## Problem statement
Repeat the records in full and exactly, omitting pictures.

Records contained in a dataset
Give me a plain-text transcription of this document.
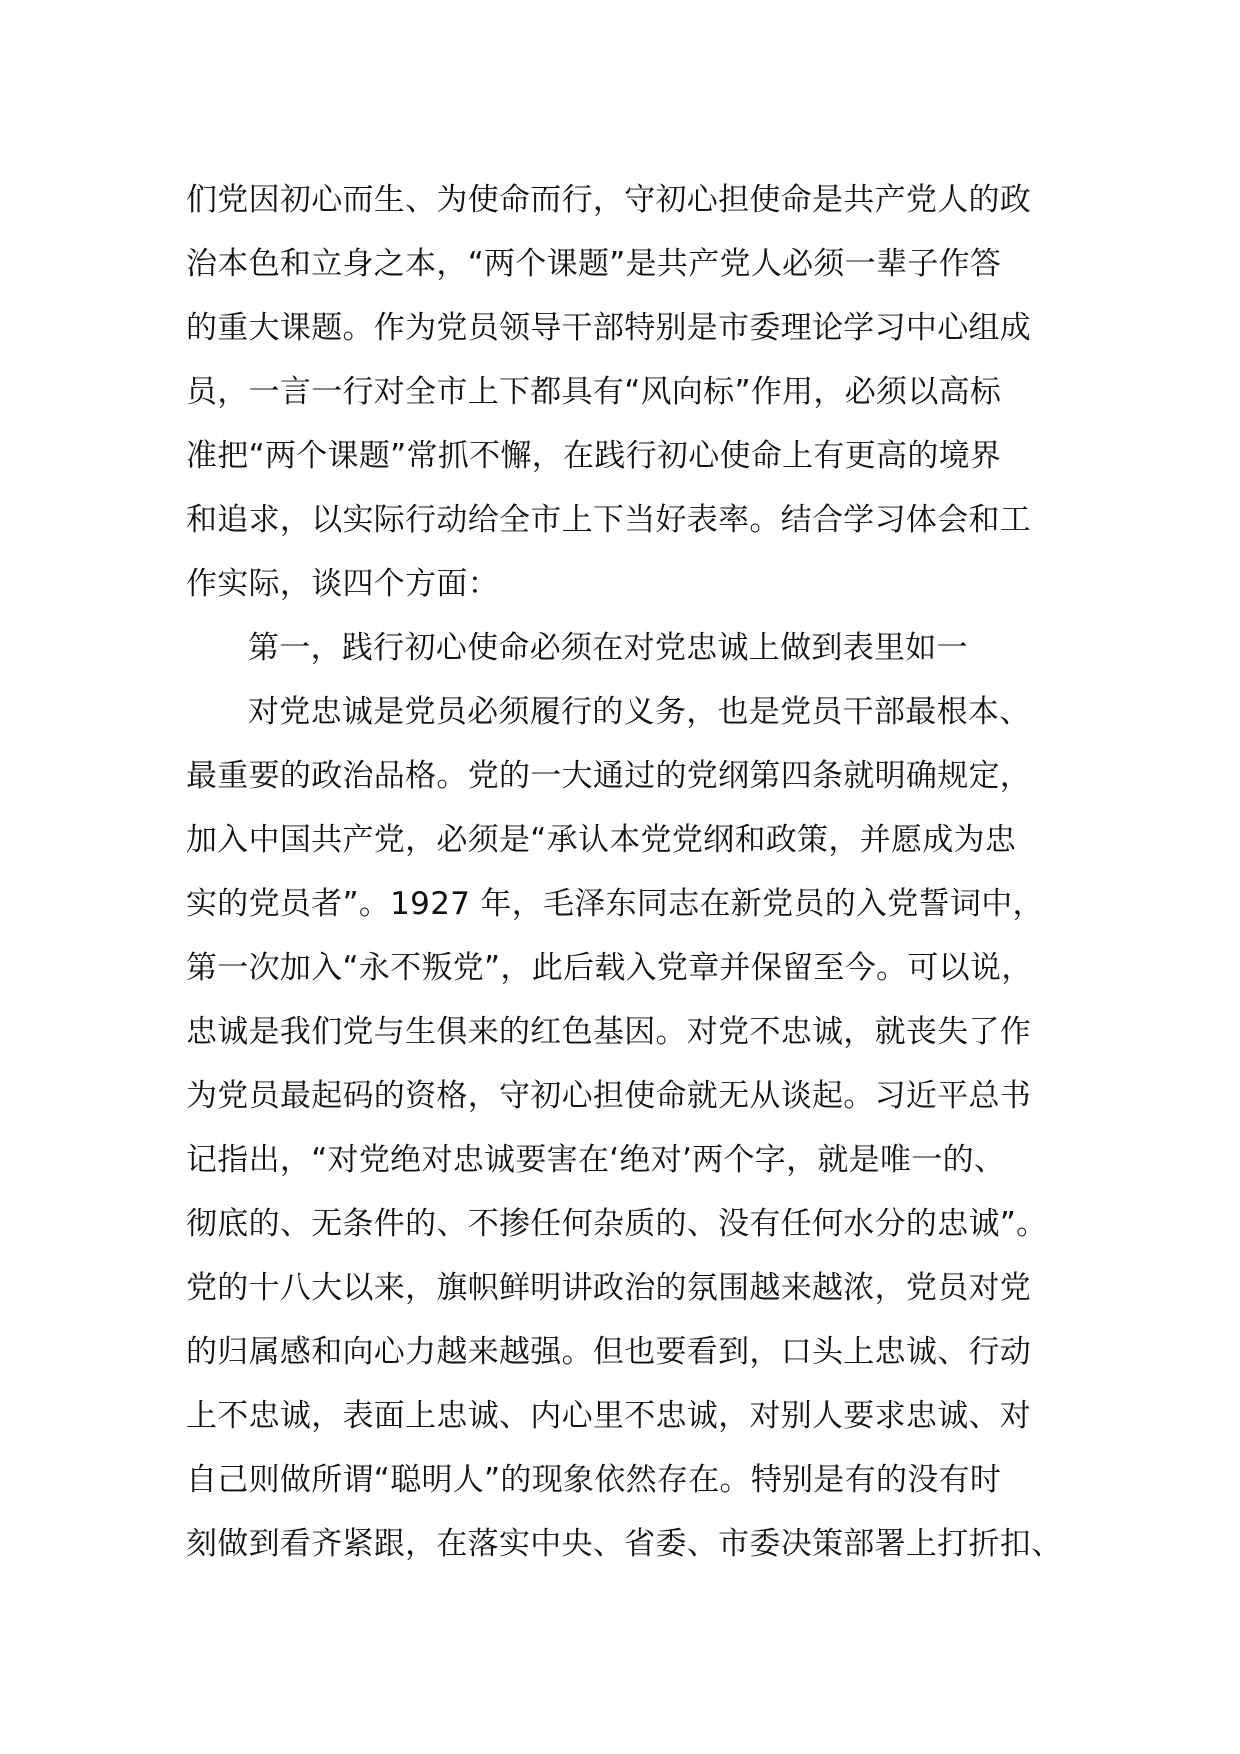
们党因初心而生、为使命而行，守初心担使命是共产党人的政
治本色和立身之本，“两个课题”是共产党人必须一辈子作答
的重大课题。作为党员领导干部特别是市委理论学习中心组成
员，一言一行对全市上下都具有“风向标”作用，必须以高标
准把“两个课题”常抓不懈，在践行初心使命上有更高的境界
和追求，以实际行动给全市上下当好表率。结合学习体会和工
作实际，谈四个方面：
第一，践行初心使命必须在对党忠诚上做到表里如一
对党忠诚是党员必须履行的义务，也是党员干部最根本、
最重要的政治品格。党的一大通过的党纲第四条就明确规定，
加入中国共产党，必须是“承认本党党纲和政策，并愿成为忠
实的党员者”。1927 年，毛泽东同志在新党员的入党誓词中，
第一次加入“永不叛党”，此后载入党章并保留至今。可以说，
忠诚是我们党与生俱来的红色基因。对党不忠诚，就丧失了作
为党员最起码的资格，守初心担使命就无从谈起。习近平总书
记指出，“对党绝对忠诚要害在‘绝对’两个字，就是唯一的、
彻底的、无条件的、不掺任何杂质的、没有任何水分的忠诚”。
党的十八大以来，旗帜鲜明讲政治的氛围越来越浓，党员对党
的归属感和向心力越来越强。但也要看到，口头上忠诚、行动
上不忠诚，表面上忠诚、内心里不忠诚，对别人要求忠诚、对
自己则做所谓“聪明人”的现象依然存在。特别是有的没有时
刻做到看齐紧跟，在落实中央、省委、市委决策部署上打折扣、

## Response
Give me a plain-text transcription of this document.
们党因初心而生、为使命而行，守初心担使命是共产党人的政
治本色和立身之本，“两个课题”是共产党人必须一辈子作答
的重大课题。作为党员领导干部特别是市委理论学习中心组成
员，一言一行对全市上下都具有“风向标”作用，必须以高标
准把“两个课题”常抓不懈，在践行初心使命上有更高的境界
和追求，以实际行动给全市上下当好表率。结合学习体会和工
作实际，谈四个方面：
第一，践行初心使命必须在对党忠诚上做到表里如一
对党忠诚是党员必须履行的义务，也是党员干部最根本、
最重要的政治品格。党的一大通过的党纲第四条就明确规定，
加入中国共产党，必须是“承认本党党纲和政策，并愿成为忠
实的党员者”。1927 年，毛泽东同志在新党员的入党誓词中，
第一次加入“永不叛党”，此后载入党章并保留至今。可以说，
忠诚是我们党与生俱来的红色基因。对党不忠诚，就丧失了作
为党员最起码的资格，守初心担使命就无从谈起。习近平总书
记指出，“对党绝对忠诚要害在‘绝对’两个字，就是唯一的、
彻底的、无条件的、不掺任何杂质的、没有任何水分的忠诚”。
党的十八大以来，旗帜鲜明讲政治的氛围越来越浓，党员对党
的归属感和向心力越来越强。但也要看到，口头上忠诚、行动
上不忠诚，表面上忠诚、内心里不忠诚，对别人要求忠诚、对
自己则做所谓“聪明人”的现象依然存在。特别是有的没有时
刻做到看齐紧跟，在落实中央、省委、市委决策部署上打折扣、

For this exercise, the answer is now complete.